━━ Dataset extract ━━
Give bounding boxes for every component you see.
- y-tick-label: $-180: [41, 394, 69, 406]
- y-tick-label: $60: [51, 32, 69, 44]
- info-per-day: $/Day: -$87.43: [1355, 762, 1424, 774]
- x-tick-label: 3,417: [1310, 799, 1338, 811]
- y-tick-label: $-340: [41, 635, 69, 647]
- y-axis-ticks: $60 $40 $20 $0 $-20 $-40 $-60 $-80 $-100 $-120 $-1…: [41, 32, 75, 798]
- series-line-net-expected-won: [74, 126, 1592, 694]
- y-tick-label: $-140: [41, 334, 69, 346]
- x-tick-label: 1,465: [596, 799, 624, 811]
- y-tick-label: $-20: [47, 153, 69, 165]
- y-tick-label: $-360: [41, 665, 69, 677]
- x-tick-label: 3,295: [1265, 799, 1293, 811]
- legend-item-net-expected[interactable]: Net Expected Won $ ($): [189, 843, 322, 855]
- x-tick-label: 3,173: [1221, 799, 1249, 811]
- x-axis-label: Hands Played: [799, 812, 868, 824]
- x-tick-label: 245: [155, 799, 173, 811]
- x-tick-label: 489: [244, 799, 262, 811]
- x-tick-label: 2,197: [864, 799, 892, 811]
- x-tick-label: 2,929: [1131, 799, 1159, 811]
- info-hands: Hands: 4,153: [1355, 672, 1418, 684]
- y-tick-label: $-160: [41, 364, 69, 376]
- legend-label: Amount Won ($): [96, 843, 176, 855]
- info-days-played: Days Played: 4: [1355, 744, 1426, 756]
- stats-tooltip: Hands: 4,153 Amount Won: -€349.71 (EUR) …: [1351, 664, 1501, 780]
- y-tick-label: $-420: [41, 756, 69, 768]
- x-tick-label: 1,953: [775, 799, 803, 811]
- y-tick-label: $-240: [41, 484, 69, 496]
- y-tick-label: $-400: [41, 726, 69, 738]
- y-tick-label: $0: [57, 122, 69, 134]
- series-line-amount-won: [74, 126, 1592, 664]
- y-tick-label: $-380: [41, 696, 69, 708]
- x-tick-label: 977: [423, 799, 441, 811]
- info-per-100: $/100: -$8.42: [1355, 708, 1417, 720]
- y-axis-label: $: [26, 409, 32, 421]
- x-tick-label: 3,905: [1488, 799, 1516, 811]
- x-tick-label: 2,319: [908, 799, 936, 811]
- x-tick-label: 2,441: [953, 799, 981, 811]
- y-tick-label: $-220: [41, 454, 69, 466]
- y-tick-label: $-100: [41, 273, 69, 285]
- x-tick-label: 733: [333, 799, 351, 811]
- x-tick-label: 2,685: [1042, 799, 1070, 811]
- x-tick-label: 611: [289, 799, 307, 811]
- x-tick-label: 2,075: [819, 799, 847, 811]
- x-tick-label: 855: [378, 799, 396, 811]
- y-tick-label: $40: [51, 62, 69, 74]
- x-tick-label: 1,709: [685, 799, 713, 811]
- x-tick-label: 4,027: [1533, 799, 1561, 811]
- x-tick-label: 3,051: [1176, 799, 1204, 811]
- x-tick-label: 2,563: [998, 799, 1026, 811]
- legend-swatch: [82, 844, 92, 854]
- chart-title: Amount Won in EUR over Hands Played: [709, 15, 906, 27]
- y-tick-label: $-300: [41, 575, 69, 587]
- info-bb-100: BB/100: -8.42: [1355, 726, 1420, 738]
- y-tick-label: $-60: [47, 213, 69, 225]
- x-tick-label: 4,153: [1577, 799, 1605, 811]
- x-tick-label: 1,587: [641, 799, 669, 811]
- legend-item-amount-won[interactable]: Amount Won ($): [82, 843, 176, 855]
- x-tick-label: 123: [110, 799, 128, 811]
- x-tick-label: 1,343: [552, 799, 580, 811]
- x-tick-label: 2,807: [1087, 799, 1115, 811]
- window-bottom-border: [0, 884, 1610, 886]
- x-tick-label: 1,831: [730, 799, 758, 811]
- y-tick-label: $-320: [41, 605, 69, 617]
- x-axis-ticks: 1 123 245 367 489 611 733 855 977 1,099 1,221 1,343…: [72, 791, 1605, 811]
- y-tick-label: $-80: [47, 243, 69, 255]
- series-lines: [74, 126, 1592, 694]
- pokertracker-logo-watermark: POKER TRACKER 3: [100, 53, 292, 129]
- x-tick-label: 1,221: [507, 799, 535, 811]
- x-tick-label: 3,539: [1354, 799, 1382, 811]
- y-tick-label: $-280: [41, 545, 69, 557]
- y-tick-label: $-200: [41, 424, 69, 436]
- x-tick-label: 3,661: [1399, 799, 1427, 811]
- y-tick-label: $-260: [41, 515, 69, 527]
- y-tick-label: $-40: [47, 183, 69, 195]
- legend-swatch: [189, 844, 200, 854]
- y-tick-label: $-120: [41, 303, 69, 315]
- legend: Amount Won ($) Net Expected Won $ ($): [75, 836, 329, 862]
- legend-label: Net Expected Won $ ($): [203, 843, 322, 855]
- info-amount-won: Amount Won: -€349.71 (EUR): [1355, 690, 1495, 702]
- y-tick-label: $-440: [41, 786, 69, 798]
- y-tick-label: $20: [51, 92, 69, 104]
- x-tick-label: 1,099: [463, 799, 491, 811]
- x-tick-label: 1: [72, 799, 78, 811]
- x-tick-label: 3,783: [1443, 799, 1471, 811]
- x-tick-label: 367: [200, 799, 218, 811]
━━━
• [Your task] Copy word for word the rows from the first one through the row containing "- x-tick-label: 3,173: [1221, 799, 1249, 811]", both included.

• [Solution below]
Give bounding boxes for every component you see.
- y-tick-label: $-180: [41, 394, 69, 406]
- y-tick-label: $60: [51, 32, 69, 44]
- info-per-day: $/Day: -$87.43: [1355, 762, 1424, 774]
- x-tick-label: 3,417: [1310, 799, 1338, 811]
- y-tick-label: $-340: [41, 635, 69, 647]
- y-axis-ticks: $60 $40 $20 $0 $-20 $-40 $-60 $-80 $-100 $-120 $-1…: [41, 32, 75, 798]
- series-line-net-expected-won: [74, 126, 1592, 694]
- y-tick-label: $-140: [41, 334, 69, 346]
- x-tick-label: 1,465: [596, 799, 624, 811]
- y-tick-label: $-20: [47, 153, 69, 165]
- y-tick-label: $-360: [41, 665, 69, 677]
- x-tick-label: 3,295: [1265, 799, 1293, 811]
- legend-item-net-expected[interactable]: Net Expected Won $ ($): [189, 843, 322, 855]
- x-tick-label: 3,173: [1221, 799, 1249, 811]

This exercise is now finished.